Provided data>

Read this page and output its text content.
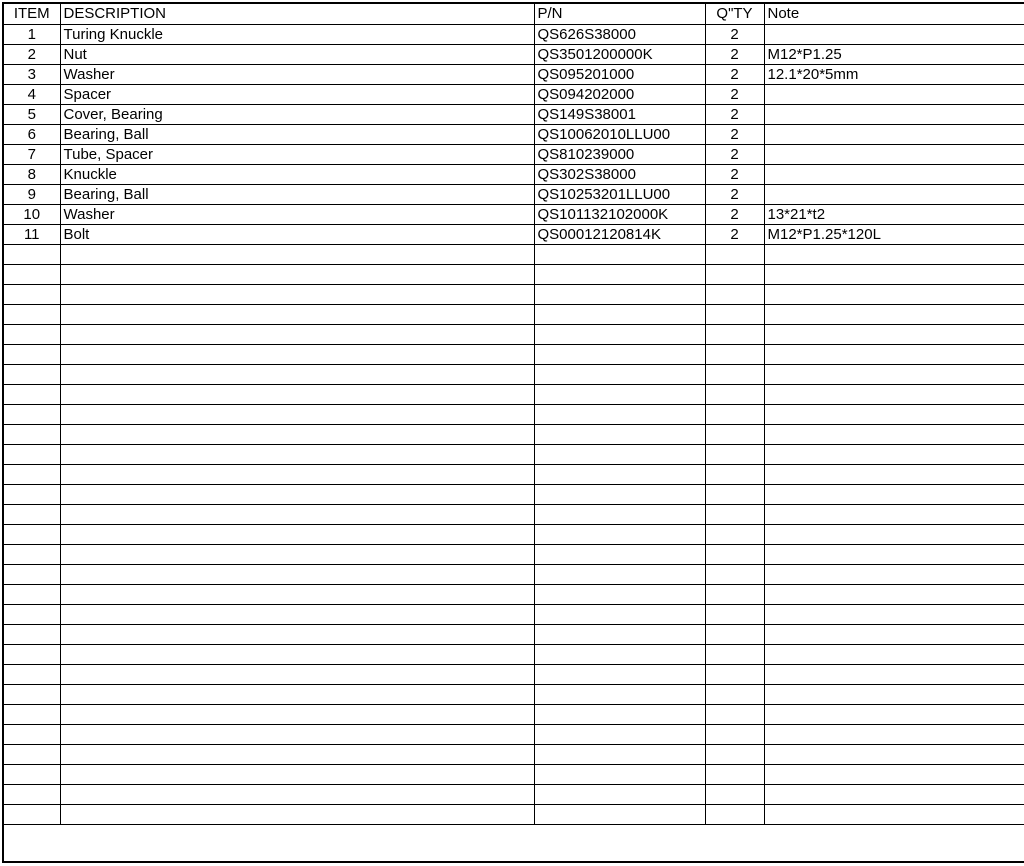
ITEM	DESCRIPTION	P/N	Q"TY	Note
1	Turing Knuckle	QS626S38000	2	
2	Nut	QS3501200000K	2	M12*P1.25
3	Washer	QS095201000	2	12.1*20*5mm
4	Spacer	QS094202000	2	
5	Cover, Bearing	QS149S38001	2	
6	Bearing, Ball	QS10062010LLU00	2	
7	Tube, Spacer	QS810239000	2	
8	Knuckle	QS302S38000	2	
9	Bearing, Ball	QS10253201LLU00	2	
10	Washer	QS101132102000K	2	13*21*t2
11	Bolt	QS00012120814K	2	M12*P1.25*120L
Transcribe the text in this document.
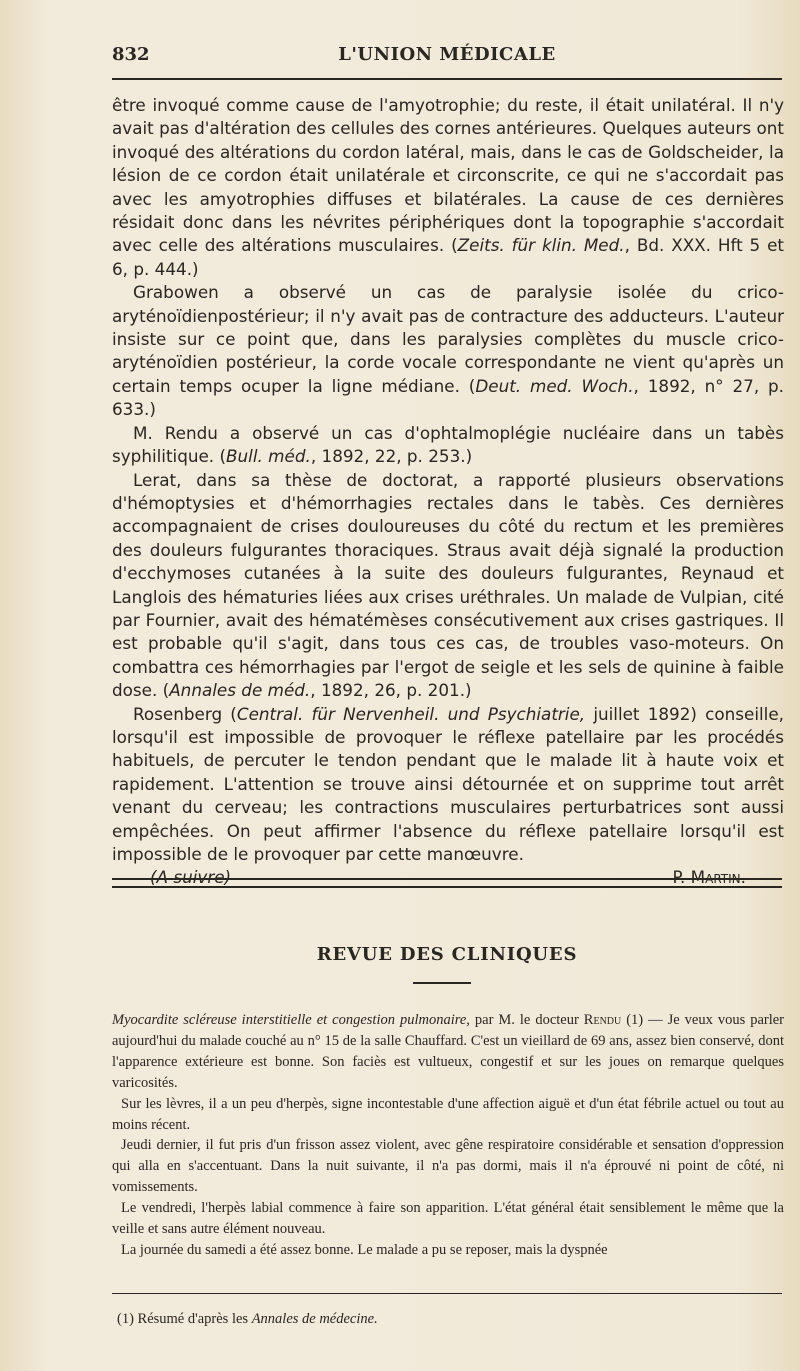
832	L'UNION MÉDICALE

être invoqué comme cause de l'amyotrophie; du reste, il était unilatéral. Il n'y avait pas d'altération des cellules des cornes antérieures. Quelques auteurs ont invoqué des altérations du cordon latéral, mais, dans le cas de Goldscheider, la lésion de ce cordon était unilatérale et circonscrite, ce qui ne s'accordait pas avec les amyotrophies diffuses et bilatérales. La cause de ces dernières résidait donc dans les névrites périphériques dont la topographie s'accordait avec celle des altérations musculaires. (Zeits. für klin. Med., Bd. XXX. Hft 5 et 6, p. 444.)

Grabowen a observé un cas de paralysie isolée du crico-aryténoïdienpostérieur; il n'y avait pas de contracture des adducteurs. L'auteur insiste sur ce point que, dans les paralysies complètes du muscle crico-aryténoïdien postérieur, la corde vocale correspondante ne vient qu'après un certain temps ocuper la ligne médiane. (Deut. med. Woch., 1892, n° 27, p. 633.)

M. Rendu a observé un cas d'ophtalmoplégie nucléaire dans un tabès syphilitique. (Bull. méd., 1892, 22, p. 253.)

Lerat, dans sa thèse de doctorat, a rapporté plusieurs observations d'hémoptysies et d'hémorrhagies rectales dans le tabès. Ces dernières accompagnaient de crises douloureuses du côté du rectum et les premières des douleurs fulgurantes thoraciques. Straus avait déjà signalé la production d'ecchymoses cutanées à la suite des douleurs fulgurantes, Reynaud et Langlois des hématuries liées aux crises uréthrales. Un malade de Vulpian, cité par Fournier, avait des hématémèses consécutivement aux crises gastriques. Il est probable qu'il s'agit, dans tous ces cas, de troubles vaso-moteurs. On combattra ces hémorrhagies par l'ergot de seigle et les sels de quinine à faible dose. (Annales de méd., 1892, 26, p. 201.)

Rosenberg (Central. für Nervenheil. und Psychiatrie, juillet 1892) conseille, lorsqu'il est impossible de provoquer le réflexe patellaire par les procédés habituels, de percuter le tendon pendant que le malade lit à haute voix et rapidement. L'attention se trouve ainsi détournée et on supprime tout arrêt venant du cerveau; les contractions musculaires perturbatrices sont aussi empêchées. On peut affirmer l'absence du réflexe patellaire lorsqu'il est impossible de le provoquer par cette manœuvre.

(A suivre)	P. Martin.
REVUE DES CLINIQUES

Myocardite scléreuse interstitielle et congestion pulmonaire, par M. le docteur Rendu (1) — Je veux vous parler aujourd'hui du malade couché au n° 15 de la salle Chauffard. C'est un vieillard de 69 ans, assez bien conservé, dont l'apparence extérieure est bonne. Son faciès est vultueux, congestif et sur les joues on remarque quelques varicosités.

Sur les lèvres, il a un peu d'herpès, signe incontestable d'une affection aiguë et d'un état fébrile actuel ou tout au moins récent.

Jeudi dernier, il fut pris d'un frisson assez violent, avec gêne respiratoire considérable et sensation d'oppression qui alla en s'accentuant. Dans la nuit suivante, il n'a pas dormi, mais il n'a éprouvé ni point de côté, ni vomissements.

Le vendredi, l'herpès labial commence à faire son apparition. L'état général était sensiblement le même que la veille et sans autre élément nouveau.

La journée du samedi a été assez bonne. Le malade a pu se reposer, mais la dyspnée

(1) Résumé d'après les Annales de médecine.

Exercise aim> Exclude all images and restate the records above word for word.

Solution for this exercise>
Read this page and output its text content.
ITEM	DESCRIPTION	P/N	Q"TY	Note
1	Turing Knuckle	QS626S38000	2	
2	Nut	QS3501200000K	2	M12*P1.25
3	Washer	QS095201000	2	12.1*20*5mm
4	Spacer	QS094202000	2	
5	Cover, Bearing	QS149S38001	2	
6	Bearing, Ball	QS10062010LLU00	2	
7	Tube, Spacer	QS810239000	2	
8	Knuckle	QS302S38000	2	
9	Bearing, Ball	QS10253201LLU00	2	
10	Washer	QS101132102000K	2	13*21*t2
11	Bolt	QS00012120814K	2	M12*P1.25*120L
Transcribe the text in this document.
832	L'UNION MÉDICALE

être invoqué comme cause de l'amyotrophie; du reste, il était unilatéral. Il n'y avait pas d'altération des cellules des cornes antérieures. Quelques auteurs ont invoqué des altérations du cordon latéral, mais, dans le cas de Goldscheider, la lésion de ce cordon était unilatérale et circonscrite, ce qui ne s'accordait pas avec les amyotrophies diffuses et bilatérales. La cause de ces dernières résidait donc dans les névrites périphériques dont la topographie s'accordait avec celle des altérations musculaires. (Zeits. für klin. Med., Bd. XXX. Hft 5 et 6, p. 444.)

Grabowen a observé un cas de paralysie isolée du crico-aryténoïdienpostérieur; il n'y avait pas de contracture des adducteurs. L'auteur insiste sur ce point que, dans les paralysies complètes du muscle crico-aryténoïdien postérieur, la corde vocale correspondante ne vient qu'après un certain temps ocuper la ligne médiane. (Deut. med. Woch., 1892, n° 27, p. 633.)

M. Rendu a observé un cas d'ophtalmoplégie nucléaire dans un tabès syphilitique. (Bull. méd., 1892, 22, p. 253.)

Lerat, dans sa thèse de doctorat, a rapporté plusieurs observations d'hémoptysies et d'hémorrhagies rectales dans le tabès. Ces dernières accompagnaient de crises douloureuses du côté du rectum et les premières des douleurs fulgurantes thoraciques. Straus avait déjà signalé la production d'ecchymoses cutanées à la suite des douleurs fulgurantes, Reynaud et Langlois des hématuries liées aux crises uréthrales. Un malade de Vulpian, cité par Fournier, avait des hématémèses consécutivement aux crises gastriques. Il est probable qu'il s'agit, dans tous ces cas, de troubles vaso-moteurs. On combattra ces hémorrhagies par l'ergot de seigle et les sels de quinine à faible dose. (Annales de méd., 1892, 26, p. 201.)

Rosenberg (Central. für Nervenheil. und Psychiatrie, juillet 1892) conseille, lorsqu'il est impossible de provoquer le réflexe patellaire par les procédés habituels, de percuter le tendon pendant que le malade lit à haute voix et rapidement. L'attention se trouve ainsi détournée et on supprime tout arrêt venant du cerveau; les contractions musculaires perturbatrices sont aussi empêchées. On peut affirmer l'absence du réflexe patellaire lorsqu'il est impossible de le provoquer par cette manœuvre.

(A suivre)	P. Martin.
REVUE DES CLINIQUES

Myocardite scléreuse interstitielle et congestion pulmonaire, par M. le docteur Rendu (1) — Je veux vous parler aujourd'hui du malade couché au n° 15 de la salle Chauffard. C'est un vieillard de 69 ans, assez bien conservé, dont l'apparence extérieure est bonne. Son faciès est vultueux, congestif et sur les joues on remarque quelques varicosités.

Sur les lèvres, il a un peu d'herpès, signe incontestable d'une affection aiguë et d'un état fébrile actuel ou tout au moins récent.

Jeudi dernier, il fut pris d'un frisson assez violent, avec gêne respiratoire considérable et sensation d'oppression qui alla en s'accentuant. Dans la nuit suivante, il n'a pas dormi, mais il n'a éprouvé ni point de côté, ni vomissements.

Le vendredi, l'herpès labial commence à faire son apparition. L'état général était sensiblement le même que la veille et sans autre élément nouveau.

La journée du samedi a été assez bonne. Le malade a pu se reposer, mais la dyspnée

(1) Résumé d'après les Annales de médecine.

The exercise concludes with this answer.